[TASK]: Look through the material and copy each line holding "Recovery".

──────────

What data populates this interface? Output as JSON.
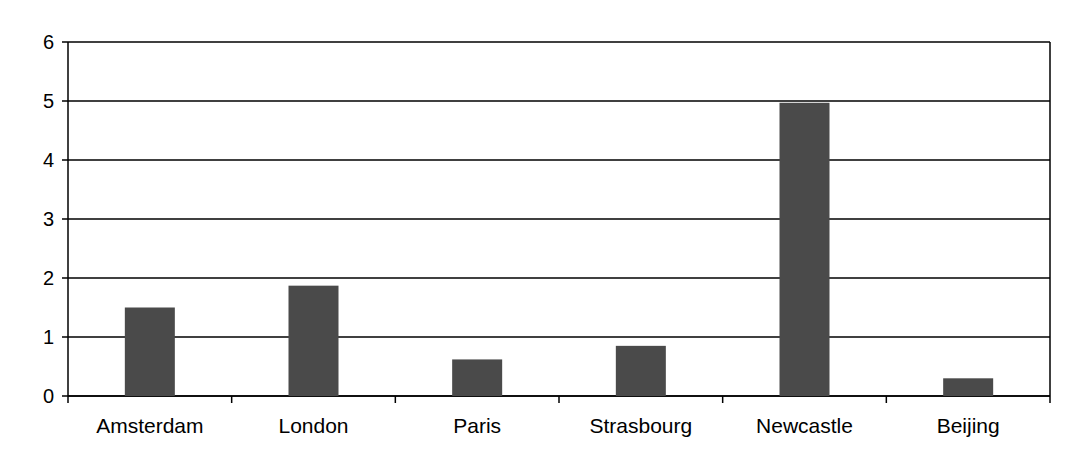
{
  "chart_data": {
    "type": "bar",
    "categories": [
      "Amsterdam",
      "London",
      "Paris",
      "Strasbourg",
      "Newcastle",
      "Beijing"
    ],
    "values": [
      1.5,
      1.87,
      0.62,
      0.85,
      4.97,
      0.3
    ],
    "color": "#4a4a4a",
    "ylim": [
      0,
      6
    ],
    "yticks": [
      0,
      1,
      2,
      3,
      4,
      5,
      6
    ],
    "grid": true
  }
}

──────────

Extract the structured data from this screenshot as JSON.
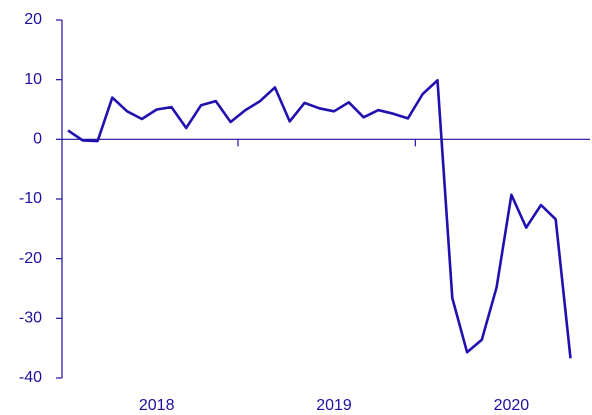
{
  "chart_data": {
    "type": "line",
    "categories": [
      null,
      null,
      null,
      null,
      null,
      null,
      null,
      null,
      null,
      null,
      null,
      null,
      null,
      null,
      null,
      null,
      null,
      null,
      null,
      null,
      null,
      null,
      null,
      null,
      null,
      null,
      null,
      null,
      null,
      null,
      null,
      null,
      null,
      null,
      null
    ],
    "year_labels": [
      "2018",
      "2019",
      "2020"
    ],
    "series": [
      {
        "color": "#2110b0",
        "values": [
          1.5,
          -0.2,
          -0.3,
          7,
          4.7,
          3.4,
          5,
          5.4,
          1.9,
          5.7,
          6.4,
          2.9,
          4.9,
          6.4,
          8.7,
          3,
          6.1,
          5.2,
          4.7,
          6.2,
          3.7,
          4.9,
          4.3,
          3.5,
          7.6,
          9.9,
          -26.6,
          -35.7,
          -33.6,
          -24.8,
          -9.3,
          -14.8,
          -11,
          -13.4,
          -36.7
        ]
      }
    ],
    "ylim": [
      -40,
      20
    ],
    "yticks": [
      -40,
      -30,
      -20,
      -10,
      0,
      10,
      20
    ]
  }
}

──────────

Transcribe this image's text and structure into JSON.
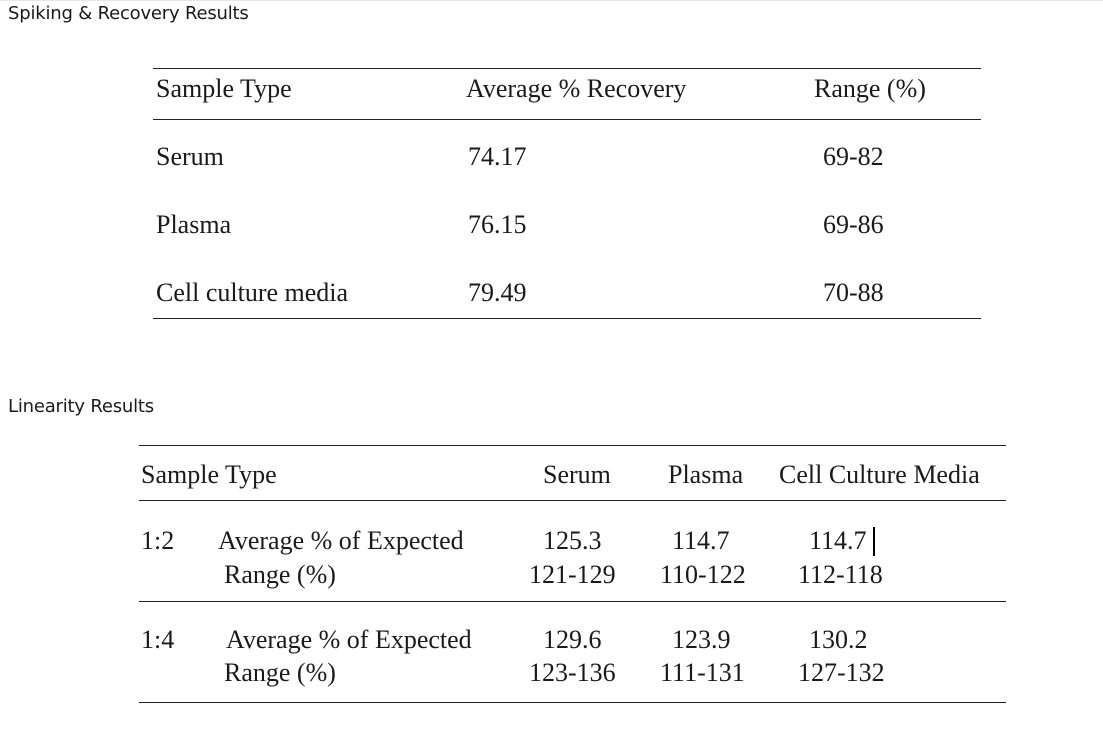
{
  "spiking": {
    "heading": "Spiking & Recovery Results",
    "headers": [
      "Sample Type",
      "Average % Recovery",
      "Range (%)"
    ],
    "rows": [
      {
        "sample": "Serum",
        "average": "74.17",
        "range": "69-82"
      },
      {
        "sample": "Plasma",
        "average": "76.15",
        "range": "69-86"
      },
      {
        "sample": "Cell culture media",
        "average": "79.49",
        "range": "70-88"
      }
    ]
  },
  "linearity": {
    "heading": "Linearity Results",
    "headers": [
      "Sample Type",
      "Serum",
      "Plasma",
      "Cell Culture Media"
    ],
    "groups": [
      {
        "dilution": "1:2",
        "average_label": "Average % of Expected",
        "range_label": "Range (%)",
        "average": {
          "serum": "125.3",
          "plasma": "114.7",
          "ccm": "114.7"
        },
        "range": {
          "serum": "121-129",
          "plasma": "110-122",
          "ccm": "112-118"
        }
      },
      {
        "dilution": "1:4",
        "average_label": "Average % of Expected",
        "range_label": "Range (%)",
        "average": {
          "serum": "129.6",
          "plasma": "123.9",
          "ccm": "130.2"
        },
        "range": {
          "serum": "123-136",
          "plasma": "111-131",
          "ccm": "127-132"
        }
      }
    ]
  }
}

──────────

[OUTPUT FOR THIS EXERCISE]:
    "heading": "Spiking & Recovery Results",
      "Average % Recovery",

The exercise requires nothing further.